#### EXERCISE BRIEF
Copy the entries below word for word, beginning at the line containing "logo-hello-text: HELLO! <box>43" and continuing through the line containing "logo-hello-banner: HELLO! <box>25".

#### Entries showing where elements appear
= = = = = = =

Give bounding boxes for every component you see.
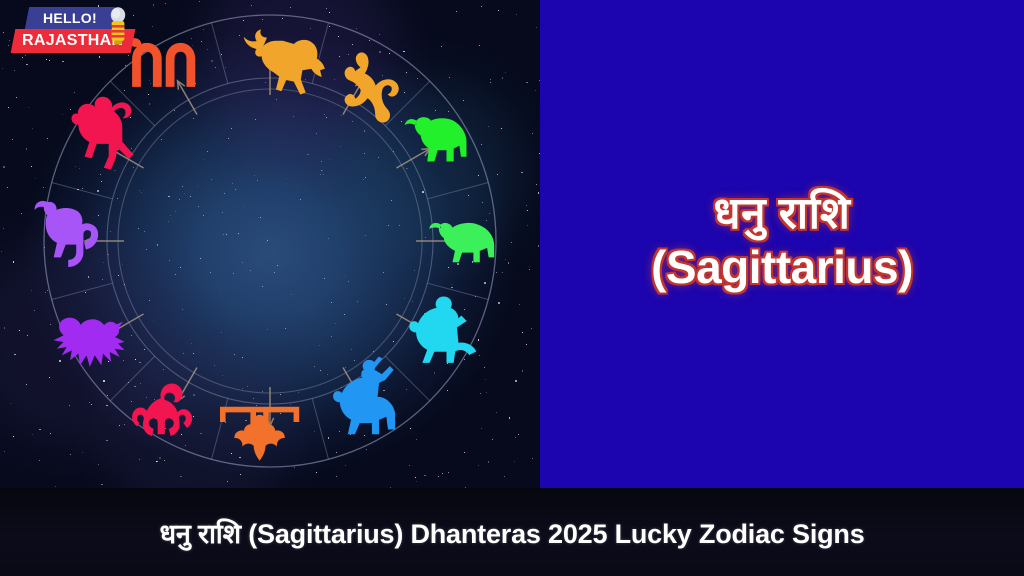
logo-hello-text: HELLO! <box>43 11 97 25</box>
caption-bar: धनु राशि (Sagittarius) Dhanteras 2025 Lu… <box>0 488 1024 576</box>
wheel-arrow <box>396 149 430 169</box>
microphone-icon <box>107 6 129 46</box>
zodiac-sign-libra <box>220 407 298 460</box>
channel-logo: HELLO! RAJASTHAN <box>13 7 148 55</box>
zodiac-wheel <box>35 6 505 476</box>
logo-hello-banner: HELLO! <box>25 7 115 29</box>
title-english: (Sagittarius) <box>651 240 913 294</box>
zodiac-sign-leo <box>244 30 324 94</box>
zodiac-sign-sagittarius <box>333 357 394 434</box>
zodiac-sign-capricorn <box>430 223 494 261</box>
zodiac-image-panel: HELLO! RAJASTHAN <box>0 0 540 488</box>
screenshot-root: HELLO! RAJASTHAN धनु राशि (Sagittarius) … <box>0 0 1024 576</box>
title-panel: धनु राशि (Sagittarius) <box>540 0 1024 488</box>
zodiac-sign-aries <box>72 97 133 169</box>
zodiac-sign-cancer <box>55 318 124 366</box>
title-block: धनु राशि (Sagittarius) <box>651 188 913 300</box>
zodiac-sign-taurus <box>405 118 466 162</box>
title-hindi: धनु राशि <box>651 188 913 240</box>
zodiac-sign-virgo <box>345 53 398 122</box>
caption-text: धनु राशि (Sagittarius) Dhanteras 2025 Lu… <box>159 514 864 551</box>
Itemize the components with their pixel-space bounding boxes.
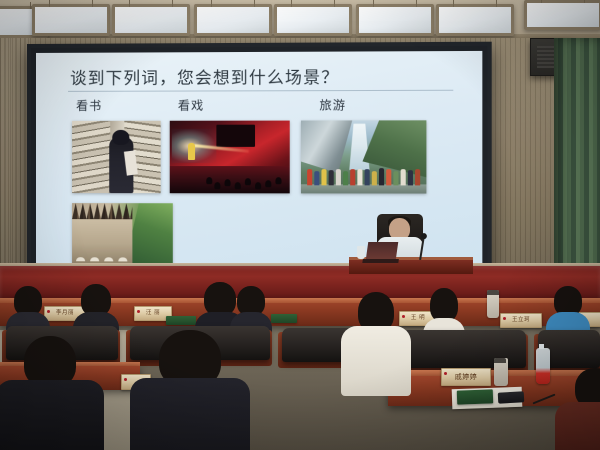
slide-word-label-2: 看戏 <box>178 97 204 114</box>
bookshelf-left <box>72 121 110 193</box>
person-reading <box>109 137 133 193</box>
water-cup <box>357 246 365 259</box>
audience-torso <box>341 326 411 396</box>
audience-torso <box>130 378 250 450</box>
stage-performer <box>188 143 195 160</box>
ceiling-light-fixture <box>32 4 110 36</box>
patio-umbrella <box>90 257 99 261</box>
thermos-tumbler <box>494 358 508 386</box>
green-notebook <box>457 389 493 404</box>
ceiling-light-fixture <box>194 4 272 36</box>
waterfall-tour-group-photo <box>301 120 426 193</box>
library-bookshelves-photo <box>72 121 161 193</box>
window-curtain <box>554 38 600 290</box>
audience-member-foreground <box>0 336 100 450</box>
slide-word-label-3: 旅游 <box>319 96 346 113</box>
audience-member-foreground <box>130 330 250 450</box>
thermos-tumbler <box>487 290 499 318</box>
thatched-roofline <box>72 203 132 219</box>
resort-hillside-photo <box>72 203 173 266</box>
green-notebook <box>166 316 196 325</box>
water-bottle <box>536 348 550 384</box>
audience-torso <box>0 380 104 450</box>
ceiling-light-fixture <box>524 0 600 30</box>
tourist-crowd <box>301 165 426 185</box>
ceiling-light-fixture <box>436 4 514 36</box>
patio-umbrella <box>118 257 127 261</box>
theatre-seating <box>170 166 290 193</box>
ceiling-light-fixture <box>112 4 190 36</box>
audience-torso <box>555 402 600 450</box>
laptop[interactable] <box>366 242 399 260</box>
audience-member <box>548 286 588 334</box>
audience-head <box>430 288 458 322</box>
name-placard: 王立珂 <box>500 313 542 328</box>
name-placard: 戚婷婷 <box>441 368 491 386</box>
title-divider <box>68 90 453 92</box>
green-notebook <box>271 314 297 323</box>
lecture-room-photo: 谈到下列词，您会想到什么场景？ 看书 看戏 旅游 <box>0 0 600 450</box>
patio-umbrella <box>104 257 113 261</box>
slide-word-label-1: 看书 <box>76 97 102 114</box>
audience-member <box>76 284 116 332</box>
patio-umbrella <box>76 257 85 261</box>
ceiling-light-fixture <box>356 4 434 36</box>
theatre-stage-audience-photo <box>170 121 290 194</box>
riverbank <box>301 184 426 193</box>
presenter <box>355 214 465 272</box>
ceiling-light-fixture <box>274 4 352 36</box>
smartphone[interactable] <box>498 391 525 403</box>
audience-member-foreground <box>560 368 600 450</box>
audience-member <box>424 288 464 334</box>
audience-member-foreground <box>340 292 412 382</box>
theatre-backdrop <box>216 125 255 147</box>
left-wall <box>0 38 30 288</box>
slide-title: 谈到下列词，您会想到什么场景？ <box>70 64 339 89</box>
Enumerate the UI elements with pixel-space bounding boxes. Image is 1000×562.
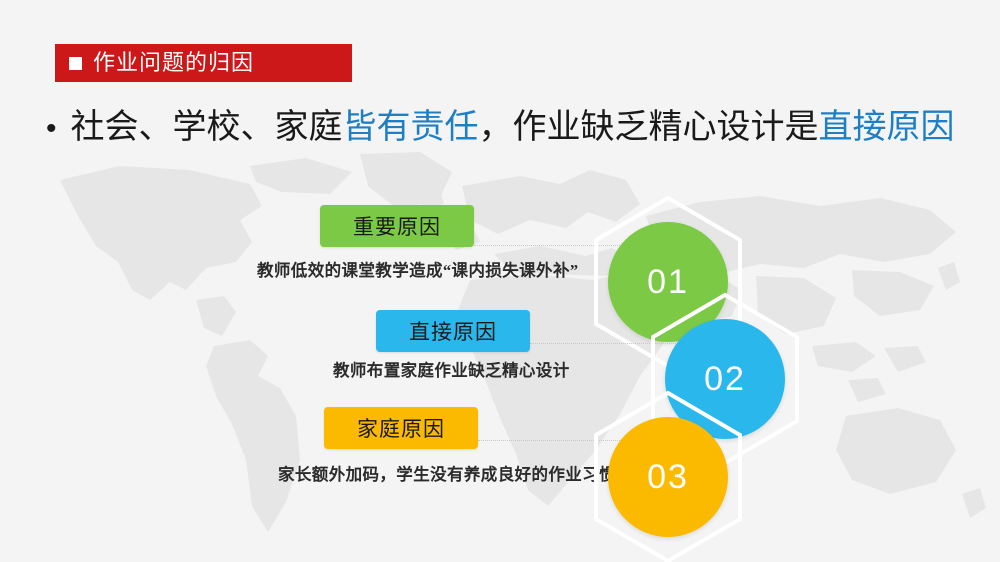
number-circle-3[interactable]: 03 [608, 417, 728, 537]
label-box-1-text: 重要原因 [353, 211, 441, 241]
caption-3-text: 家长额外加码，学生没有养成良好的作业习惯 [278, 465, 616, 484]
label-box-3-text: 家庭原因 [357, 413, 445, 443]
label-box-2[interactable]: 直接原因 [376, 310, 530, 352]
heading-text: 社会、学校、家庭皆有责任，作业缺乏精心设计是直接原因 [71, 108, 955, 147]
section-title-text: 作业问题的归因 [93, 52, 254, 74]
caption-3: 家长额外加码，学生没有养成良好的作业习惯 [278, 461, 616, 485]
heading-segment-3: ，作业缺乏精心设计是 [479, 108, 819, 146]
number-circle-3-text: 03 [647, 458, 689, 497]
heading-segment-4-highlight: 直接原因 [819, 108, 955, 146]
heading-bullet-icon: • [46, 114, 57, 144]
main-heading: • 社会、学校、家庭皆有责任，作业缺乏精心设计是直接原因 [46, 108, 976, 147]
hex-badge-3[interactable]: 03 [588, 389, 748, 562]
slide-canvas: 作业问题的归因 • 社会、学校、家庭皆有责任，作业缺乏精心设计是直接原因 重要原… [0, 0, 1000, 562]
square-bullet-icon [69, 57, 82, 70]
heading-segment-1: 社会、学校、家庭 [71, 108, 343, 146]
label-box-3[interactable]: 家庭原因 [324, 407, 478, 449]
caption-2-text: 教师布置家庭作业缺乏精心设计 [333, 361, 570, 380]
caption-1: 教师低效的课堂教学造成“课内损失课外补” [257, 257, 579, 281]
caption-1-text: 教师低效的课堂教学造成“课内损失课外补” [257, 261, 579, 280]
caption-2: 教师布置家庭作业缺乏精心设计 [333, 357, 570, 381]
section-title-banner: 作业问题的归因 [55, 44, 352, 82]
label-box-2-text: 直接原因 [409, 316, 497, 346]
label-box-1[interactable]: 重要原因 [320, 205, 474, 247]
heading-segment-2-highlight: 皆有责任 [343, 108, 479, 146]
world-map-watermark [0, 150, 1000, 562]
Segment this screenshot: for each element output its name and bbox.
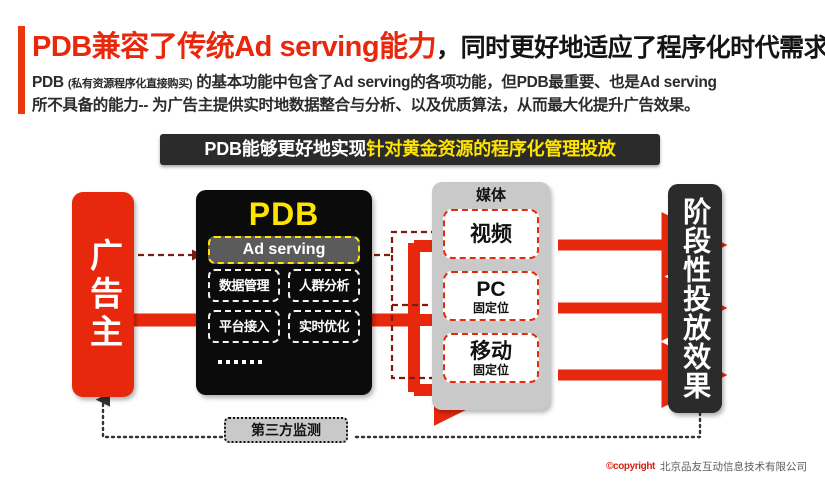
third-party-monitoring-box[interactable]: 第三方监测 [224,417,348,443]
pdb-capability-grid: 数据管理 人群分析 平台接入 实时优化 [208,269,360,353]
pdb-cell-label: 实时优化 [299,319,349,335]
advertiser-box[interactable]: 广告主 [72,192,134,397]
section-banner: PDB能够更好地实现针对黄金资源的程序化管理投放 [160,134,660,165]
header-accent-bar [18,26,25,114]
footer: ©copyright 北京品友互动信息技术有限公司 [606,459,807,475]
page-title-red: PDB兼容了传统Ad serving能力 [32,31,436,63]
media-item-label: 移动 [470,340,512,363]
pdb-cell-realtime-optimization[interactable]: 实时优化 [288,310,360,343]
subtitle-lead: PDB [32,74,68,91]
media-item-label: PC [476,278,505,301]
media-item-mobile[interactable]: 移动 固定位 [443,333,539,383]
pdb-cell-label: 数据管理 [219,278,269,294]
third-party-monitoring-label: 第三方监测 [251,420,321,440]
pdb-cell-label: 平台接入 [219,319,269,335]
page-title-black: ，同时更好地适应了程序化时代需求 [436,34,825,62]
pdb-cell-platform-access[interactable]: 平台接入 [208,310,280,343]
page-subtitle: PDB (私有资源程序化直接购买) 的基本功能中包含了Ad serving的各项… [32,72,812,117]
ellipsis-dots-icon [218,360,262,364]
pdb-cell-audience-analysis[interactable]: 人群分析 [288,269,360,302]
subtitle-line-2: 所不具备的能力-‐ 为广告主提供实时地数据整合与分析、以及优质算法，从而最大化提… [32,95,812,117]
banner-text-yellow: 针对黄金资源的程序化管理投放 [366,134,615,165]
result-box[interactable]: 阶段性投放效果 [668,184,722,413]
pdb-box[interactable]: PDB Ad serving 数据管理 人群分析 平台接入 实时优化 [196,190,372,395]
media-panel-title: 媒体 [432,186,550,206]
media-item-sublabel: 固定位 [473,302,509,315]
media-panel: 媒体 视频 PC 固定位 移动 固定位 [432,182,550,410]
company-name: 北京品友互动信息技术有限公司 [660,460,807,474]
page-title: PDB兼容了传统Ad serving能力，同时更好地适应了程序化时代需求 [32,27,822,67]
media-item-sublabel: 固定位 [473,364,509,377]
ad-serving-chip[interactable]: Ad serving [208,236,360,264]
pdb-cell-data-management[interactable]: 数据管理 [208,269,280,302]
pdb-cell-label: 人群分析 [299,278,349,294]
advertiser-label: 广告主 [86,238,121,352]
subtitle-rest: 的基本功能中包含了Ad serving的各项功能，但PDB最重要、也是Ad se… [192,74,716,91]
copyright-mark: ©copyright [606,460,655,474]
media-item-pc[interactable]: PC 固定位 [443,271,539,321]
banner-text-white: PDB能够更好地实现 [204,134,366,165]
result-label: 阶段性投放效果 [680,197,710,400]
pdb-title: PDB [196,196,372,232]
media-item-label: 视频 [470,223,512,246]
ad-serving-label: Ad serving [243,238,326,262]
subtitle-parenthetical: (私有资源程序化直接购买) [68,78,192,90]
subtitle-line-1: PDB (私有资源程序化直接购买) 的基本功能中包含了Ad serving的各项… [32,72,812,95]
media-item-video[interactable]: 视频 [443,209,539,259]
slide-canvas: PDB兼容了传统Ad serving能力，同时更好地适应了程序化时代需求 PDB… [0,0,825,481]
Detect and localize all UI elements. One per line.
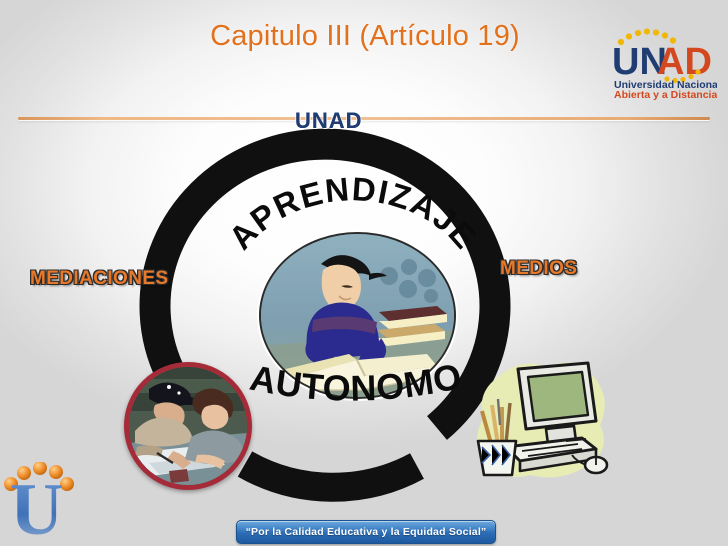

= = = = = = =

#### TASK RESULT
logo-hello-text: HELLO! <box>43 11 97 25</box>
caption-bar: धनु राशि (Sagittarius) Dhanteras 2025 Lu… <box>0 488 1024 576</box>
wheel-arrow <box>396 149 430 169</box>
microphone-icon <box>107 6 129 46</box>
zodiac-sign-libra <box>220 407 298 460</box>
channel-logo: HELLO! RAJASTHAN <box>13 7 148 55</box>
zodiac-wheel <box>35 6 505 476</box>
logo-hello-banner: HELLO! <box>25 7 115 29</box>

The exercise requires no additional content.